● WHAT TO WORK ON: Search the data for the word "анализа" and copy every line that contains it.

(Collection entries)
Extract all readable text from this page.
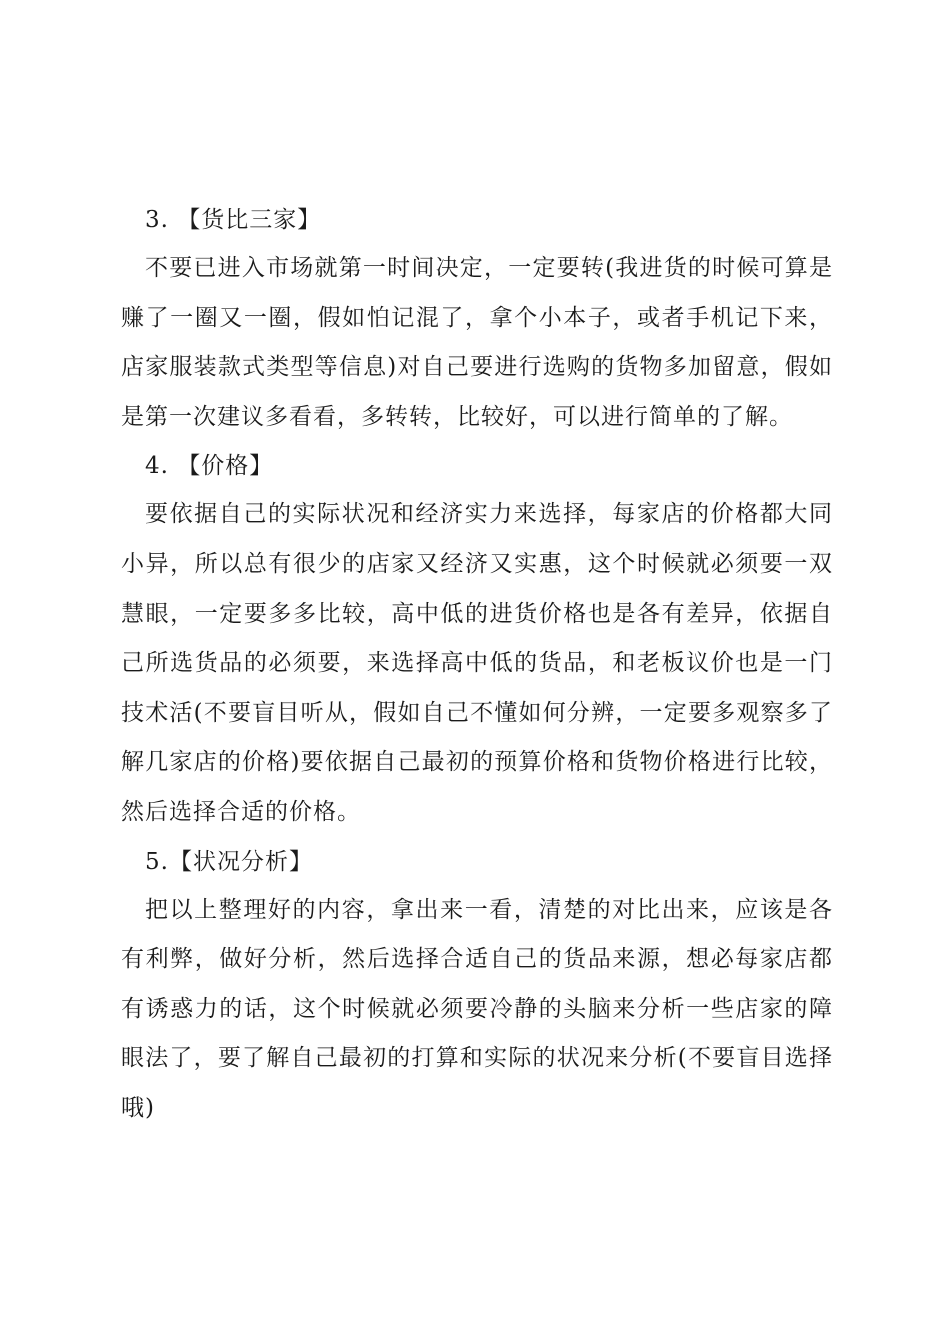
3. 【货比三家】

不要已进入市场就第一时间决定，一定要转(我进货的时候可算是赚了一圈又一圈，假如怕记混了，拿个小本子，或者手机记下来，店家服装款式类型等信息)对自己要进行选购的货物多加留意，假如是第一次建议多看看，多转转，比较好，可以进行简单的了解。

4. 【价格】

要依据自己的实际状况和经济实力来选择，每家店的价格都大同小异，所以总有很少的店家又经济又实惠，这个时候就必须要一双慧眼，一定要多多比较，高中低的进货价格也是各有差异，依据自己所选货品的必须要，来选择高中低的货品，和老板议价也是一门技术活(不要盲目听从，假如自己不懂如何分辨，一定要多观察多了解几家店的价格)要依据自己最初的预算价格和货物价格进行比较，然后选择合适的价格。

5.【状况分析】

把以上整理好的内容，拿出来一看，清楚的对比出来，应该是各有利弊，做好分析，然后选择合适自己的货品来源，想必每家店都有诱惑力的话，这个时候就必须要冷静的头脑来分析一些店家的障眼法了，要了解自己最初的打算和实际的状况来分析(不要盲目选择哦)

* * *

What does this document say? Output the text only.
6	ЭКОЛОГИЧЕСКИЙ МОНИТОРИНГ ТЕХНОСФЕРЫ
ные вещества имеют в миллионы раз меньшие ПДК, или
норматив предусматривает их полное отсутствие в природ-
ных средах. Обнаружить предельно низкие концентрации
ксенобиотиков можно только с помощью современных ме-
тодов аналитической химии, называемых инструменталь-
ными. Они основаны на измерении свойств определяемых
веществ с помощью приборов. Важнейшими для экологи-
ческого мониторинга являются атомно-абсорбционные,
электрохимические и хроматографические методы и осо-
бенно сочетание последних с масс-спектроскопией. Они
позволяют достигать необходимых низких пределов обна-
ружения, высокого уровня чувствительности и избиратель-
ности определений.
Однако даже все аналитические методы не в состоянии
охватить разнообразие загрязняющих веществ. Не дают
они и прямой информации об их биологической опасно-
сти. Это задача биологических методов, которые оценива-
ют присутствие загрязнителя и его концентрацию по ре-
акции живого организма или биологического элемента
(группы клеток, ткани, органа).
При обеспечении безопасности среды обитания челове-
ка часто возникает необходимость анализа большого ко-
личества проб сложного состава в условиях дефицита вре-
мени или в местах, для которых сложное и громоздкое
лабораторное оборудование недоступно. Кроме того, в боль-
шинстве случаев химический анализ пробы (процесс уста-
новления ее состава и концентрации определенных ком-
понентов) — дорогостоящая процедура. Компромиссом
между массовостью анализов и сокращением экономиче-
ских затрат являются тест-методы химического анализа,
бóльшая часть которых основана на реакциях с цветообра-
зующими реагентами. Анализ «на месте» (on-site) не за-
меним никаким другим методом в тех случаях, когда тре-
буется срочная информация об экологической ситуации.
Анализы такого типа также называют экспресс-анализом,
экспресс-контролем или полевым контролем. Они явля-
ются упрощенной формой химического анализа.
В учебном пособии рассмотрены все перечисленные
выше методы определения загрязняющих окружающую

* * *

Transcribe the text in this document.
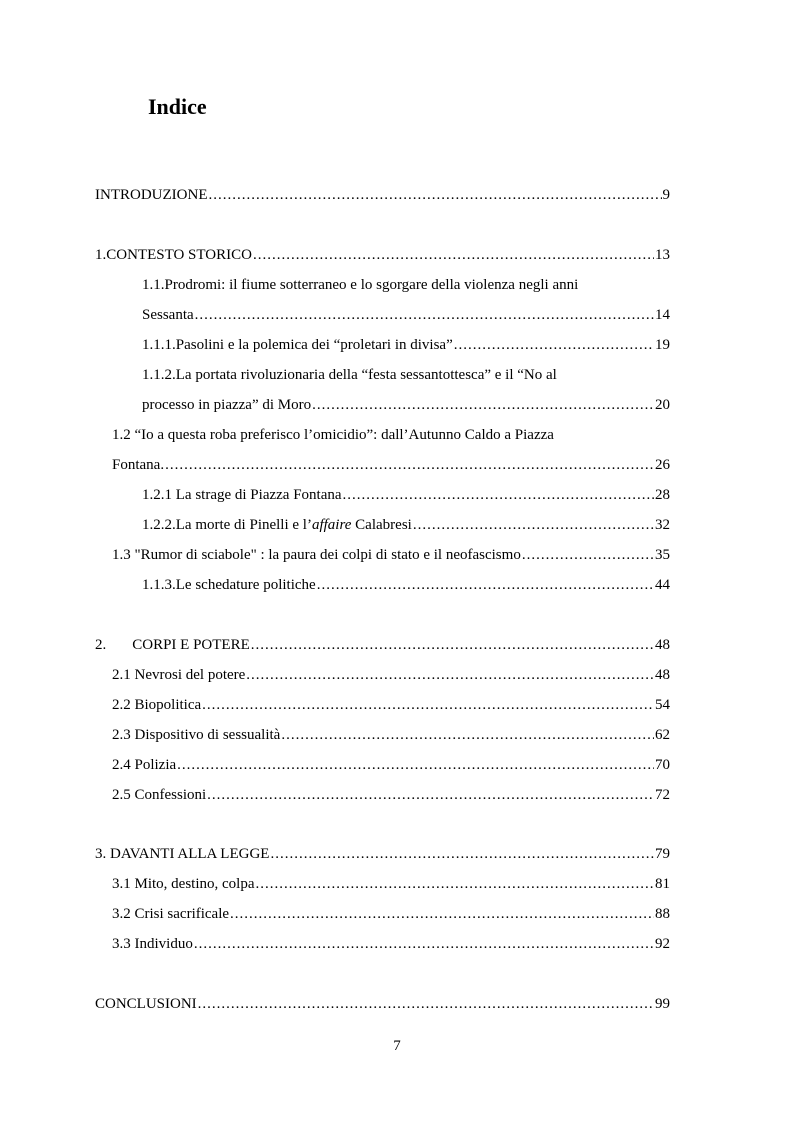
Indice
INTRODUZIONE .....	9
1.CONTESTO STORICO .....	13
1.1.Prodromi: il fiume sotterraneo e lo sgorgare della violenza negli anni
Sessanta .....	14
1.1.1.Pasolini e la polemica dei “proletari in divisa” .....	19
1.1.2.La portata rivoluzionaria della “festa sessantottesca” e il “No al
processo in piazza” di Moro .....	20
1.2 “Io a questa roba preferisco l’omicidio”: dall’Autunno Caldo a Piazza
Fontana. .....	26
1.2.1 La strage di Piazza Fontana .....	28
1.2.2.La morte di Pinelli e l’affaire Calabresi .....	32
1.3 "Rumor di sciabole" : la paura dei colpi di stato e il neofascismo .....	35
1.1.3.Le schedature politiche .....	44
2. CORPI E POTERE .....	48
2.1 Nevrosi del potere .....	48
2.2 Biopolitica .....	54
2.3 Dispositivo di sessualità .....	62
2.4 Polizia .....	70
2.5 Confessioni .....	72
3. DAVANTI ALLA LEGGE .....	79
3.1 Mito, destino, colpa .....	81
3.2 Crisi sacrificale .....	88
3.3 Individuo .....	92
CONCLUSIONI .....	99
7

● WRITTEN REPLY:
ка часто возникает необходимость анализа большого ко-
ских затрат являются тест-методы химического анализа,
ются упрощенной формой химического анализа.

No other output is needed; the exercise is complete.